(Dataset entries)

+-------+

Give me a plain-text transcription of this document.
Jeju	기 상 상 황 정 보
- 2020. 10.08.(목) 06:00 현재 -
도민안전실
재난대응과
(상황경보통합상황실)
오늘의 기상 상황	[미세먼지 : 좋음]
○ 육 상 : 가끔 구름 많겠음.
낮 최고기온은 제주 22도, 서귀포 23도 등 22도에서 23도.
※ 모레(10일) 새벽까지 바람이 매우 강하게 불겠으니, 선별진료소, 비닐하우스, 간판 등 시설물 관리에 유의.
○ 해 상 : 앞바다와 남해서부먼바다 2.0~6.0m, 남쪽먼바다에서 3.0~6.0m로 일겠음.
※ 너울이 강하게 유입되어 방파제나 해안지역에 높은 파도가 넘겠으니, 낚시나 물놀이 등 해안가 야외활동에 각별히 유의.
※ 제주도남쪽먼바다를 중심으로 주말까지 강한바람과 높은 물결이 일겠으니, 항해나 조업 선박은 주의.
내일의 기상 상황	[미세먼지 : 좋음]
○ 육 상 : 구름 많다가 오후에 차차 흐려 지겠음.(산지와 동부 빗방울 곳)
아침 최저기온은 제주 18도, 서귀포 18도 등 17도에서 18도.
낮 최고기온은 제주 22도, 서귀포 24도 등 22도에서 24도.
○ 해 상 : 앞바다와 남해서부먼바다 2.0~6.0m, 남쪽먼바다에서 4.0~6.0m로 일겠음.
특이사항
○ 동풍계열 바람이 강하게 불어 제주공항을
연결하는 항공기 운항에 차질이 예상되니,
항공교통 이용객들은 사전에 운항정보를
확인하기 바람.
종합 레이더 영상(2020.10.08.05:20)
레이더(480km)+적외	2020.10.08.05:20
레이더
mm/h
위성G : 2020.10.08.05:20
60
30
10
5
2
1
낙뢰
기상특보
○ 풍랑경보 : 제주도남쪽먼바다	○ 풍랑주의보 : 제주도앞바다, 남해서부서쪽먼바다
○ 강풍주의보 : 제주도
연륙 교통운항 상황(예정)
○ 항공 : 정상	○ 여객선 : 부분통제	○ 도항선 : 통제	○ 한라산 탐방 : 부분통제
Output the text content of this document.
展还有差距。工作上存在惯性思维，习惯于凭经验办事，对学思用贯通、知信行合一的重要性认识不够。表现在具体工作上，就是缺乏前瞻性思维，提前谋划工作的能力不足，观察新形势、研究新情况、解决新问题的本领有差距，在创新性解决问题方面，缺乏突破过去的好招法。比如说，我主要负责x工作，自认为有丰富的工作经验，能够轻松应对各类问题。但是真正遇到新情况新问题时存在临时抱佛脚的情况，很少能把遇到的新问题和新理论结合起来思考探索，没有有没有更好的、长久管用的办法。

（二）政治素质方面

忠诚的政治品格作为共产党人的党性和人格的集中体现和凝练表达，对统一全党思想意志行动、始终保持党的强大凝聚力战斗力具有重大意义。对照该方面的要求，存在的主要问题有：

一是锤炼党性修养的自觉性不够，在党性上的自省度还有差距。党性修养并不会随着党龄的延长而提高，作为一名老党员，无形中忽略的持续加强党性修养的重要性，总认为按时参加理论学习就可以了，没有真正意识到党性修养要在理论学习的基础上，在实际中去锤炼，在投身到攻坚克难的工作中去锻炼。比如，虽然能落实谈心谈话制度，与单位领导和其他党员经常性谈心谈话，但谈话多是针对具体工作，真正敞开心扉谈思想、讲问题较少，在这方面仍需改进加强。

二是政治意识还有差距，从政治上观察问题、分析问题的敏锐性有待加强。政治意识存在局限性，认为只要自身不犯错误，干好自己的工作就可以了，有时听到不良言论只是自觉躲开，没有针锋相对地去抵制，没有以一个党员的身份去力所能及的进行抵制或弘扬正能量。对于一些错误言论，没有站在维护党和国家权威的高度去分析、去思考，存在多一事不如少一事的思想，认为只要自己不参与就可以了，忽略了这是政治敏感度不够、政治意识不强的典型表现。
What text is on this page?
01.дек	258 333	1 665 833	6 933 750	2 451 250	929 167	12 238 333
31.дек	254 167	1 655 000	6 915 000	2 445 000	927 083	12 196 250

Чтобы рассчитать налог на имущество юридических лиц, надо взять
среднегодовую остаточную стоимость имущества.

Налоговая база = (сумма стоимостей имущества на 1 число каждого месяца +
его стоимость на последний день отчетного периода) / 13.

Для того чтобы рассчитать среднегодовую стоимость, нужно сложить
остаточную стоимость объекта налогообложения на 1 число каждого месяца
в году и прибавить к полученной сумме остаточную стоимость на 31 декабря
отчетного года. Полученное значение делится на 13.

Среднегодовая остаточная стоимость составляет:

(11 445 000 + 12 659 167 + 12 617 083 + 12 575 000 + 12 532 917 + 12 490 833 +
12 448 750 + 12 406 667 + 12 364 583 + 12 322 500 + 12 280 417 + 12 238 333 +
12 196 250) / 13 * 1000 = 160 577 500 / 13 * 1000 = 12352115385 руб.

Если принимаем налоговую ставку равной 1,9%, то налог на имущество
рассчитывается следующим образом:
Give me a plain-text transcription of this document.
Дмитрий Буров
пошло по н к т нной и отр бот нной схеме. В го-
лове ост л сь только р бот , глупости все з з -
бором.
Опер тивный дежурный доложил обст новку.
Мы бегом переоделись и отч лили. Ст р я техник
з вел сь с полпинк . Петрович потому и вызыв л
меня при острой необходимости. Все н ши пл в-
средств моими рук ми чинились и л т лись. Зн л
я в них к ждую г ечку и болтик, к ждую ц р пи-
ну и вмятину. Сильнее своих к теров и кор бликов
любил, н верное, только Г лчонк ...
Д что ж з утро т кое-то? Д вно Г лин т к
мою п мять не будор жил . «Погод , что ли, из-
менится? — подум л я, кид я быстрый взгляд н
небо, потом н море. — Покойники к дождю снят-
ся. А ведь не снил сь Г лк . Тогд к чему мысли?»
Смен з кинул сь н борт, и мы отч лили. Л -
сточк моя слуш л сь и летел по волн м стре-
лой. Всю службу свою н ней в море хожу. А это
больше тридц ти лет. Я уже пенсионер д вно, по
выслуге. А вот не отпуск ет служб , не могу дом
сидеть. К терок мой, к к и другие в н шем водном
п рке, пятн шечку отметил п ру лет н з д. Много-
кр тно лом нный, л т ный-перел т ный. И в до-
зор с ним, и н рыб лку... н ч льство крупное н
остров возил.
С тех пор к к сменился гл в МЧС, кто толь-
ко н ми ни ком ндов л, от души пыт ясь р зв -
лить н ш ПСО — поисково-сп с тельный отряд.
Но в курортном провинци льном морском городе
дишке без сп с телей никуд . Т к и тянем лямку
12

+-------+

Task prompt: Scan the listing above for the word "this" and show each line where it is found.

Answer to the problem:
Give me a plain-text transcription of this document.
Output the text content of this document.
What text is on this page?
Give me a plain-text transcription of this document.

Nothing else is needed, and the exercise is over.